** start PROVIDED ENTRIES **

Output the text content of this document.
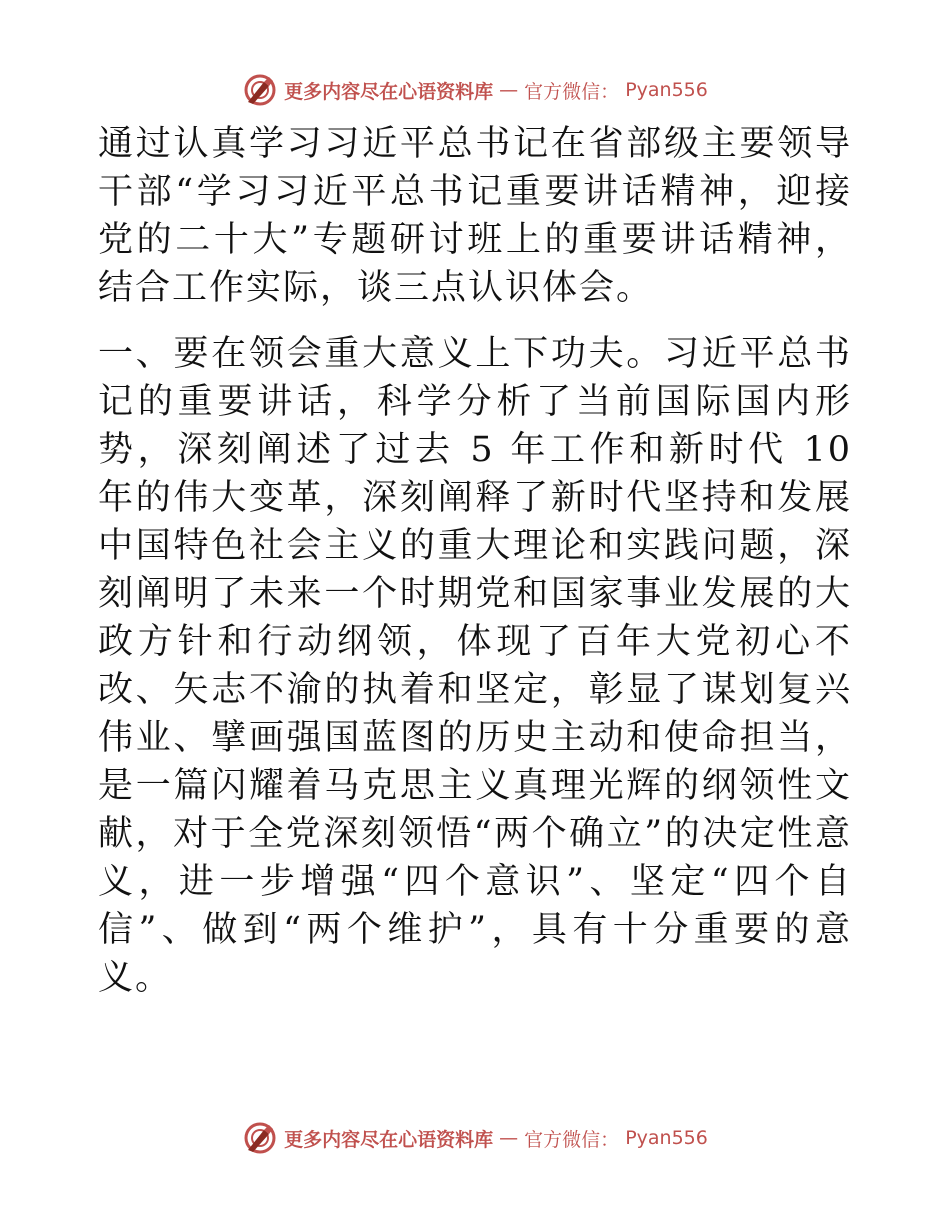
更多内容尽在心语资料库 — 官方微信： Pyan556

通过认真学习习近平总书记在省部级主要领导干部“学习习近平总书记重要讲话精神，迎接党的二十大”专题研讨班上的重要讲话精神，结合工作实际，谈三点认识体会。

一、要在领会重大意义上下功夫。习近平总书记的重要讲话，科学分析了当前国际国内形势，深刻阐述了过去 5 年工作和新时代 10 年的伟大变革，深刻阐释了新时代坚持和发展中国特色社会主义的重大理论和实践问题，深刻阐明了未来一个时期党和国家事业发展的大政方针和行动纲领，体现了百年大党初心不改、矢志不渝的执着和坚定，彰显了谋划复兴伟业、擘画强国蓝图的历史主动和使命担当，是一篇闪耀着马克思主义真理光辉的纲领性文献，对于全党深刻领悟“两个确立”的决定性意义，进一步增强“四个意识”、坚定“四个自信”、做到“两个维护”，具有十分重要的意义。

更多内容尽在心语资料库 — 官方微信： Pyan556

** end PROVIDED ENTRIES **

TASK INSTRUCTIONS -> Repeat the material exactly as it reads, without any of its pictures.

FULL SOLUTION ->
Output the text content of this document.
更多内容尽在心语资料库 — 官方微信： Pyan556

通过认真学习习近平总书记在省部级主要领导干部“学习习近平总书记重要讲话精神，迎接党的二十大”专题研讨班上的重要讲话精神，结合工作实际，谈三点认识体会。

一、要在领会重大意义上下功夫。习近平总书记的重要讲话，科学分析了当前国际国内形势，深刻阐述了过去 5 年工作和新时代 10 年的伟大变革，深刻阐释了新时代坚持和发展中国特色社会主义的重大理论和实践问题，深刻阐明了未来一个时期党和国家事业发展的大政方针和行动纲领，体现了百年大党初心不改、矢志不渝的执着和坚定，彰显了谋划复兴伟业、擘画强国蓝图的历史主动和使命担当，是一篇闪耀着马克思主义真理光辉的纲领性文献，对于全党深刻领悟“两个确立”的决定性意义，进一步增强“四个意识”、坚定“四个自信”、做到“两个维护”，具有十分重要的意义。

更多内容尽在心语资料库 — 官方微信： Pyan556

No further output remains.